Task to complete: Read through the entries below and return each line with the word "grid".

Records:
==============================
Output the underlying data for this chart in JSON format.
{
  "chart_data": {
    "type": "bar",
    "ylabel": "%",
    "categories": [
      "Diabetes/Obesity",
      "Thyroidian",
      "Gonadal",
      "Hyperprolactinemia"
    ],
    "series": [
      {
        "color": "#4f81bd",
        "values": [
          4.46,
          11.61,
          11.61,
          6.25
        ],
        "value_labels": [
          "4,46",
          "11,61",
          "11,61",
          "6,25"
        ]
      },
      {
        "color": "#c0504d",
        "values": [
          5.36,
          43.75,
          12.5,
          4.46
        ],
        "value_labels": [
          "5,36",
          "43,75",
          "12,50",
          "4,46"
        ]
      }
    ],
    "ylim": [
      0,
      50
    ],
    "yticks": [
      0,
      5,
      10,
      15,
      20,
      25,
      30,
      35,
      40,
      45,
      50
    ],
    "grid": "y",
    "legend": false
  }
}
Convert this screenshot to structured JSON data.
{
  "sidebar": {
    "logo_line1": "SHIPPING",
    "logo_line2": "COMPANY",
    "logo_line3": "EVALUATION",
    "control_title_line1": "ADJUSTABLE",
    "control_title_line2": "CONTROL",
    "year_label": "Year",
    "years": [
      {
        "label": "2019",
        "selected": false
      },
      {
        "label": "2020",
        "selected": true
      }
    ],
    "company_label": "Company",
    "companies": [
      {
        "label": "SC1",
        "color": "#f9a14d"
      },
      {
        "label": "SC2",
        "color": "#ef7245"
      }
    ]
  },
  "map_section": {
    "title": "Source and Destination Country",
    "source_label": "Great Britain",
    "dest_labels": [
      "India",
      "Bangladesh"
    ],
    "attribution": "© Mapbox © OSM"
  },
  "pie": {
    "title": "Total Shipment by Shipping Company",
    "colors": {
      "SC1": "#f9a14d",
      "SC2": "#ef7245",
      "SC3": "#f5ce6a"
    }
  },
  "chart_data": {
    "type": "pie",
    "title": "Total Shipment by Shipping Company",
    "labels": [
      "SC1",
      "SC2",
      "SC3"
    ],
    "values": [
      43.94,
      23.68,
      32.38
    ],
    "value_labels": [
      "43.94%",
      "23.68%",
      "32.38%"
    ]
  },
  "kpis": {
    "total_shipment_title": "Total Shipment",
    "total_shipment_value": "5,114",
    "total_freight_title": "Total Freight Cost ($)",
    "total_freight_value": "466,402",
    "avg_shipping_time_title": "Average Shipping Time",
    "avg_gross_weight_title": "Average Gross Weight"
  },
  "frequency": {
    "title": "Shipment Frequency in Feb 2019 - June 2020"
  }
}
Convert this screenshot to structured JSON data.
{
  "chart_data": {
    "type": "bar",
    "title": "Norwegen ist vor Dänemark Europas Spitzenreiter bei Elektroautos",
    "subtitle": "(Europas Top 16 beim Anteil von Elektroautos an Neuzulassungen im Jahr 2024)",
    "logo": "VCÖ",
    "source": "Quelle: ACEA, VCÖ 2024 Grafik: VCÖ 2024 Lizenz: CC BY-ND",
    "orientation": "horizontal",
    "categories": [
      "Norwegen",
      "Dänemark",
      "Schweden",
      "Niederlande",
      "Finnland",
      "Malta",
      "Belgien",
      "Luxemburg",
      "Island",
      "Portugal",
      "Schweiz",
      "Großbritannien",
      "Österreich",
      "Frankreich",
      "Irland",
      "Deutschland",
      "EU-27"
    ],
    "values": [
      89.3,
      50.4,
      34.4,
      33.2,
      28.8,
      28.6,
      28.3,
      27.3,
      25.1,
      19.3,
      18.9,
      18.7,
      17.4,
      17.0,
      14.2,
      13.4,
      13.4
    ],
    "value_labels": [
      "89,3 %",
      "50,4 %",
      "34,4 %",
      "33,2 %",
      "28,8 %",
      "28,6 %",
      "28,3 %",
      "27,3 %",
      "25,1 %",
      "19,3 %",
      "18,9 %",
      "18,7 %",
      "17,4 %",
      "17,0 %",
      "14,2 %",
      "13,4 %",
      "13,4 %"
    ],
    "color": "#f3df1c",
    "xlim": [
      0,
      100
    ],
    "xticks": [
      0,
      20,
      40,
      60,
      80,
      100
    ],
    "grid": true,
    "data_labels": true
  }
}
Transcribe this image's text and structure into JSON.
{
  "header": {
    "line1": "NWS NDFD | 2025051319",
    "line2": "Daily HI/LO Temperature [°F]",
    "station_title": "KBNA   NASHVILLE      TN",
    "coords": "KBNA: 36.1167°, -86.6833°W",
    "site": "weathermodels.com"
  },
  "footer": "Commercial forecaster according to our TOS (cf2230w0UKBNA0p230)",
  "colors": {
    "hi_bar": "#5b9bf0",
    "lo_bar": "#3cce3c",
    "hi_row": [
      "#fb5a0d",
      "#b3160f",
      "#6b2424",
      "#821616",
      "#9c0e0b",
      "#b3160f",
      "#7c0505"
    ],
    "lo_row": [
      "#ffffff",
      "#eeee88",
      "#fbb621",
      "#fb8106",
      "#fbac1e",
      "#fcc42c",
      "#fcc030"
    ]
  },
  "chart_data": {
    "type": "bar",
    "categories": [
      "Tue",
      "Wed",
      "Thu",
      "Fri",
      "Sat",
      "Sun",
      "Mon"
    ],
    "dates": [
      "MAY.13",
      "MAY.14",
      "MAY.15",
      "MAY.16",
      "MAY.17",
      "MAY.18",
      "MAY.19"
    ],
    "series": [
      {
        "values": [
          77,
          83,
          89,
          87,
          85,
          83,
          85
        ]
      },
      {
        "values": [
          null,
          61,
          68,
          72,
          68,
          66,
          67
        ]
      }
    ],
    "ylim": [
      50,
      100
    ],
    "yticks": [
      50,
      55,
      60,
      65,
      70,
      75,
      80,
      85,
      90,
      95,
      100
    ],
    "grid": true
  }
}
==============================
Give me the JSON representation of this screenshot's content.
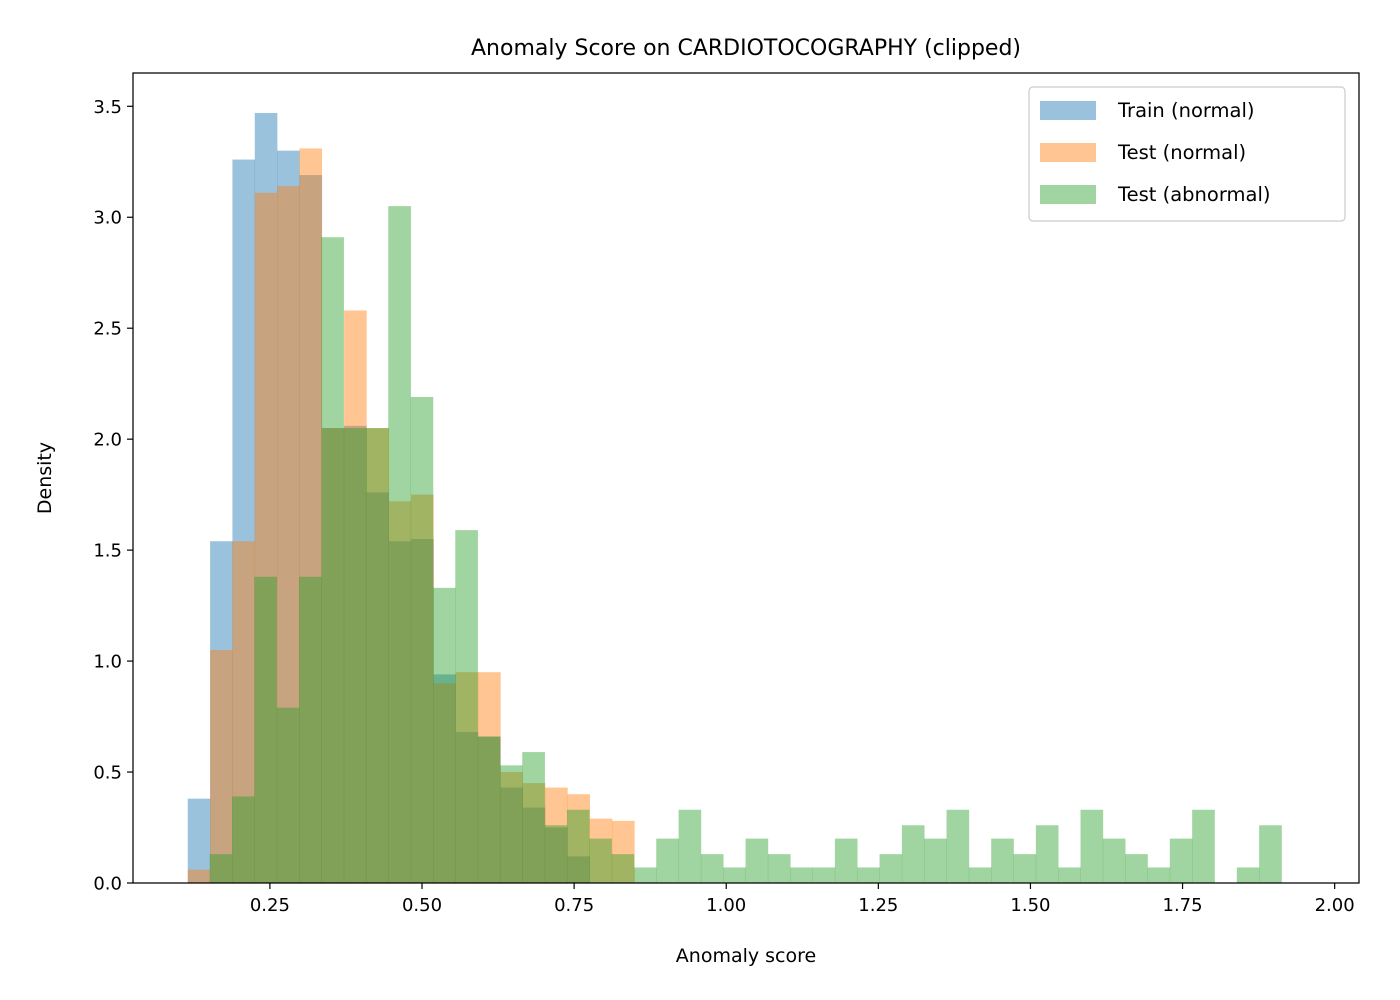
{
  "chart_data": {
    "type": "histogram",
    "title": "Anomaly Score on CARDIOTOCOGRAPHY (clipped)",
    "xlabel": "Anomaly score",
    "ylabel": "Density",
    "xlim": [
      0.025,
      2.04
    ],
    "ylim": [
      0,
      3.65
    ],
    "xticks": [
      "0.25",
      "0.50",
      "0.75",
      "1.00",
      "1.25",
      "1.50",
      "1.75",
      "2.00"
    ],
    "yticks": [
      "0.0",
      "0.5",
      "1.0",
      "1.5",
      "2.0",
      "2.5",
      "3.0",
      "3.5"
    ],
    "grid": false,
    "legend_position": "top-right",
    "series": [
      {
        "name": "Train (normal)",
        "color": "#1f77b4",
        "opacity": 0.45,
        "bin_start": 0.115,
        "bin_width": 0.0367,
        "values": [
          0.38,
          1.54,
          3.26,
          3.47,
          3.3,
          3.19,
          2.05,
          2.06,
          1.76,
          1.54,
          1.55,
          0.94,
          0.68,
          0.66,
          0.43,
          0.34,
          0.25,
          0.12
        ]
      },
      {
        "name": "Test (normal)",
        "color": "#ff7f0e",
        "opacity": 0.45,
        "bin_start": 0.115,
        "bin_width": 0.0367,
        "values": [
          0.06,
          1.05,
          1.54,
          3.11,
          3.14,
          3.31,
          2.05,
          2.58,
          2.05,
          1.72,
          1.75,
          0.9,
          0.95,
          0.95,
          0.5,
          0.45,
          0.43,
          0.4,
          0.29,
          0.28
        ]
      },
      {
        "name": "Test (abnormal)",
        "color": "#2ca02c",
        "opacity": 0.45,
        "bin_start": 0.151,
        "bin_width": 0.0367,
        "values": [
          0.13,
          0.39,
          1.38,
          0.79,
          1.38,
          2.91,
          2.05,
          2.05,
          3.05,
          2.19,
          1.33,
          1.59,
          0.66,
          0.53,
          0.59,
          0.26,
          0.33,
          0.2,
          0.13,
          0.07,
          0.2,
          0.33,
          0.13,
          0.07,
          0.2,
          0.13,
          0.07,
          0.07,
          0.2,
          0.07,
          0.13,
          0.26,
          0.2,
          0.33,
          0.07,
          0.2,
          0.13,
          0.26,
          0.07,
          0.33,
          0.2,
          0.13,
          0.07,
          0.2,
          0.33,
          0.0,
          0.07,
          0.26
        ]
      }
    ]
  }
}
==============================
The result:
    "grid": "y",
    "grid": true,
    "grid": true
    "grid": false,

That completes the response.